• **WHAT THE TASK REQUIRES**
Please reproduce the 2026 Road to Le Mans text from "Circuit des 24 Heures du Mans, mostly" to "of sprint races.", with "sports car race" renamed "motor race" throughout.

• **EXCERPT**
= 2026 Road to Le Mans =

Automobile endurance event

Circuit des 24 Heures du Mans, mostly on public roads

The 11th Road to Le Mans was a sports car race held on Wednesday 10 and Friday 12 June 2026 at the Circuit des 24 Heures du Mans, Le Mans, France, before the 2026 24 Hours of Le Mans on the weekend.

The race, part of the Michelin Le Mans Cup, features LMP3 cars, split into the classes LMP3 and LMP3 Pro-Am, and grand tourer sports cars in the GT3 class. For the first time, this event featured a single, three-hour endurance race rather than a pair of sprint races.

==Entry list==

| Icon | Series |
|---|---|
| MLMC | Michelin Le Mans Cup |
| ELMS | European Le Mans Series |
| GTWC | SRO GT World Challenge |
| ALMS | Asian Le Mans Series |
| RLMS | Road to Le Mans only |

| No. | Entrant | Car | Series | Driver 1 | Driver 2 |
LMP3 (26 entries)

• **SUPPLIED INFORMATION**
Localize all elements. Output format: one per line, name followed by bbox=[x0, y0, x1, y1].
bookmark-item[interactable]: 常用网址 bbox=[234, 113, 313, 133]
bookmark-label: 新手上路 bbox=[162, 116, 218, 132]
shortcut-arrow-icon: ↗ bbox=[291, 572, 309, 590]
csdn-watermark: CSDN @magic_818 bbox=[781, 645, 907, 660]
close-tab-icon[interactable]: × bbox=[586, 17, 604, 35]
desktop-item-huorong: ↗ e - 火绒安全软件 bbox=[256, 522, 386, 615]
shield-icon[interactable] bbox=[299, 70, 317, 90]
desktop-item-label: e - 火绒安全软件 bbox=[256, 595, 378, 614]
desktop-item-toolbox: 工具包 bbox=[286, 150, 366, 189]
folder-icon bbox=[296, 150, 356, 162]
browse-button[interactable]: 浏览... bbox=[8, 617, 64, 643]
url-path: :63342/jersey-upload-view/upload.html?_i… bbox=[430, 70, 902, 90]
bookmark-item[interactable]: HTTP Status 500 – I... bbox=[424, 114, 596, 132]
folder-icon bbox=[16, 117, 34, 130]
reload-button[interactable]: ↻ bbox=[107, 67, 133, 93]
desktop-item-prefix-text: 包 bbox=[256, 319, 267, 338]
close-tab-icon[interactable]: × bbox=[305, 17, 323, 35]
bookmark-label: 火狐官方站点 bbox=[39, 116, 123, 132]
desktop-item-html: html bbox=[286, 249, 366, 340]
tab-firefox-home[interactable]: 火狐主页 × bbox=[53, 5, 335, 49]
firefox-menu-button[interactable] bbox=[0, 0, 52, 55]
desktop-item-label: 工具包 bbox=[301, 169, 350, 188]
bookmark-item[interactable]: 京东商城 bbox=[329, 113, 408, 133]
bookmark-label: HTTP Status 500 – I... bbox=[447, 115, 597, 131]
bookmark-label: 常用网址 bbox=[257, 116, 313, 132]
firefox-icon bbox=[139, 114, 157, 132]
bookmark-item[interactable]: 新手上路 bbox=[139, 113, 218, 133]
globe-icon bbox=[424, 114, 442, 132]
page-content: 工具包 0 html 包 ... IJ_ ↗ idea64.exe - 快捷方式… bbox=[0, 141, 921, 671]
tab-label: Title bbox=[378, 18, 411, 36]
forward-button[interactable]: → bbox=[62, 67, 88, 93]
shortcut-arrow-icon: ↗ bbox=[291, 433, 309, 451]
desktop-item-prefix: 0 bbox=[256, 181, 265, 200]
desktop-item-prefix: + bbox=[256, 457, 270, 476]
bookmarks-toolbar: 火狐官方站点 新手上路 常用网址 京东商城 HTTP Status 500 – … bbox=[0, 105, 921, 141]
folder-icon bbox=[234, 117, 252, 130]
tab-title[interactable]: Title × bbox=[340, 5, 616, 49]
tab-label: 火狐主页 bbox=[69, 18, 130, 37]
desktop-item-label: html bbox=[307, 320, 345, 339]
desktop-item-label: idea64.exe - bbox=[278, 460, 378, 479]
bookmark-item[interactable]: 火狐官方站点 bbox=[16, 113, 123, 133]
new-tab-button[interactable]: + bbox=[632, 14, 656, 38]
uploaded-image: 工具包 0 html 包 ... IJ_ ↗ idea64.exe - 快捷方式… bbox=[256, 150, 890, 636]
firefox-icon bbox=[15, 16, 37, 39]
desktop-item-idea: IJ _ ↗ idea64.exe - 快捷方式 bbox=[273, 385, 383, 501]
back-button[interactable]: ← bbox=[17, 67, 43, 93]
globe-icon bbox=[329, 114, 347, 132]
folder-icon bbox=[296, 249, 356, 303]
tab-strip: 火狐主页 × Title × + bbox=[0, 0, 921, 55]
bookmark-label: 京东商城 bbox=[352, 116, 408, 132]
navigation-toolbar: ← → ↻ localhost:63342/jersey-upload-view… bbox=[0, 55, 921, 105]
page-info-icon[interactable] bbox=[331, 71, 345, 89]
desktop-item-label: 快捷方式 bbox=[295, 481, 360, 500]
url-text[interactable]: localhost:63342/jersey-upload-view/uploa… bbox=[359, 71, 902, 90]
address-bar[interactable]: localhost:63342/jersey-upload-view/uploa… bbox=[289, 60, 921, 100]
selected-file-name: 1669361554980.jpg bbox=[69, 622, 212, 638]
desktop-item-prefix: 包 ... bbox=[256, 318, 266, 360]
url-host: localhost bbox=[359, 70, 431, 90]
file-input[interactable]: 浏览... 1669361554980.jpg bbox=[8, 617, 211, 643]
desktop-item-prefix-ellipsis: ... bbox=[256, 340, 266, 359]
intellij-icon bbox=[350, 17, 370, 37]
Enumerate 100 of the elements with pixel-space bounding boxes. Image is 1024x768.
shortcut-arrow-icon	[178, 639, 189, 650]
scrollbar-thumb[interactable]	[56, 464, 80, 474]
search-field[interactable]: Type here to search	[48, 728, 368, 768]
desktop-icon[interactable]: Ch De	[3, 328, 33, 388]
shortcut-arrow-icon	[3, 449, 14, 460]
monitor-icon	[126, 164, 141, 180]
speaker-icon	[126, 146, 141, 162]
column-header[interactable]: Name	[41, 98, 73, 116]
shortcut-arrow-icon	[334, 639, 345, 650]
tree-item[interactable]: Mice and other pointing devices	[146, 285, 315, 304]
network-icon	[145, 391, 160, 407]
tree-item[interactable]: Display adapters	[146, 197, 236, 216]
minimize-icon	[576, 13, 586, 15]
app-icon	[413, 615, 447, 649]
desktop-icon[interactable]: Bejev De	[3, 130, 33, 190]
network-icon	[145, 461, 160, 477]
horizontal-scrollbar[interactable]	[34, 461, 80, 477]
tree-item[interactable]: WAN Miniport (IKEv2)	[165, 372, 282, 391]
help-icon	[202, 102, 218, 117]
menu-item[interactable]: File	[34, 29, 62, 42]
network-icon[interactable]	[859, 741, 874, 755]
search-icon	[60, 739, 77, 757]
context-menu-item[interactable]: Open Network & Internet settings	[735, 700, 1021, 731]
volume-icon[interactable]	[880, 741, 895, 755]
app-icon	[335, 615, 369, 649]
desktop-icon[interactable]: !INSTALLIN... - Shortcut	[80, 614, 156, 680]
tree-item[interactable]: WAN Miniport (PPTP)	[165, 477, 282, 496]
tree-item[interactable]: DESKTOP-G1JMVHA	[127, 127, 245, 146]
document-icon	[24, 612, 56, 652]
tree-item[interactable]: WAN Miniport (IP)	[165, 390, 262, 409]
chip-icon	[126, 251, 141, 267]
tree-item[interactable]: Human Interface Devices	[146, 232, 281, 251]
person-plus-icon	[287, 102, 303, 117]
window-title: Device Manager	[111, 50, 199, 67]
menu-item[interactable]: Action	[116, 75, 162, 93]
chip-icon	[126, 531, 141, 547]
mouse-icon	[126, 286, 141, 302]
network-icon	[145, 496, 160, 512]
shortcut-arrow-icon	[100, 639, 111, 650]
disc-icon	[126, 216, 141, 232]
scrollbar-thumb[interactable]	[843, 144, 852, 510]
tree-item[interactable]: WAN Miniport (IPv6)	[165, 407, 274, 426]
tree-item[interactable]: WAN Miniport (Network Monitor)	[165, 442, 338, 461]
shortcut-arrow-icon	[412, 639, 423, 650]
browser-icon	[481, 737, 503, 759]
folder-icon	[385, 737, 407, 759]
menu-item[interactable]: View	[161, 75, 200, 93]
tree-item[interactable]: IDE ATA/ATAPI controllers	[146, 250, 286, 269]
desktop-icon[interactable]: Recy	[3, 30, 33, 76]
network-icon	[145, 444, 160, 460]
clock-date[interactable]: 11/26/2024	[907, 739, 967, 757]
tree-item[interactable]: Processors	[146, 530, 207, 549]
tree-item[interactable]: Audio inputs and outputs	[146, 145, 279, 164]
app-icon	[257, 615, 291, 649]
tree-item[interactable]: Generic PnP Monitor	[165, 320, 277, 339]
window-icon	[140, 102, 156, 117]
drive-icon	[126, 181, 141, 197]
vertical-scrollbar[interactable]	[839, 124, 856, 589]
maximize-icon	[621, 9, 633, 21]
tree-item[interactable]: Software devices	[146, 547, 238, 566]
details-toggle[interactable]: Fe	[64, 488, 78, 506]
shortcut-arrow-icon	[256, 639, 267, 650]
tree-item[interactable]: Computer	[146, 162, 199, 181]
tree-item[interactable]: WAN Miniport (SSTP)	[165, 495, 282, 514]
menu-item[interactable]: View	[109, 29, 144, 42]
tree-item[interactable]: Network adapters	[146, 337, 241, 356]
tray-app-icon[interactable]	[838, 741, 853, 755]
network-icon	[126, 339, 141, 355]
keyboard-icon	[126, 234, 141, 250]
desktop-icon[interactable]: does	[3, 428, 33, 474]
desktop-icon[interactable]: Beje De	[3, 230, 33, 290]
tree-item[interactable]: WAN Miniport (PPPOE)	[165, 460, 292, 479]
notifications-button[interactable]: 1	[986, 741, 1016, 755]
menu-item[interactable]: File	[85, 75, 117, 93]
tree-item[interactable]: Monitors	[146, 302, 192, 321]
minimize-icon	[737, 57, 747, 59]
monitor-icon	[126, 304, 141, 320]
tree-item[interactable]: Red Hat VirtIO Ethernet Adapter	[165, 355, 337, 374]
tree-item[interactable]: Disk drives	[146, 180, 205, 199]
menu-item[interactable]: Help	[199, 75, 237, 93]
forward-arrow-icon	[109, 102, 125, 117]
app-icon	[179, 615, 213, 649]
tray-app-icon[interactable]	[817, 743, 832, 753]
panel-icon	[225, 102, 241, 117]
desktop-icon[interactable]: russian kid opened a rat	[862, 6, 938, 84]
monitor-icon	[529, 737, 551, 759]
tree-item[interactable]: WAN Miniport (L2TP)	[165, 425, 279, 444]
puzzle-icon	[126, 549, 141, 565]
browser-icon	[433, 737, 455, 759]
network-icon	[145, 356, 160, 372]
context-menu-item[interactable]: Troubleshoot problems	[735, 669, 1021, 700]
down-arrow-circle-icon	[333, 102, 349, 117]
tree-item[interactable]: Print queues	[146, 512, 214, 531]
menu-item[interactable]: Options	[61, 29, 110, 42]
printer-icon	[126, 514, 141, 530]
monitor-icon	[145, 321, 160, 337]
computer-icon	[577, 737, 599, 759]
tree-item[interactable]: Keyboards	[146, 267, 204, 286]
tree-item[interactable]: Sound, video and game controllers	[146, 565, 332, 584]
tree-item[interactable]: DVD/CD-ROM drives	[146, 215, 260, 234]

• **RESPONSE FOR THIS EXERCISE**
Circuit des 24 Heures du Mans, mostly on public roads

The 11th Road to Le Mans was a motor race held on Wednesday 10 and Friday 12 June 2026 at the Circuit des 24 Heures du Mans, Le Mans, France, before the 2026 24 Hours of Le Mans on the weekend.

The race, part of the Michelin Le Mans Cup, features LMP3 cars, split into the classes LMP3 and LMP3 Pro-Am, and grand tourer sports cars in the GT3 class. For the first time, this event featured a single, three-hour endurance race rather than a pair of sprint races.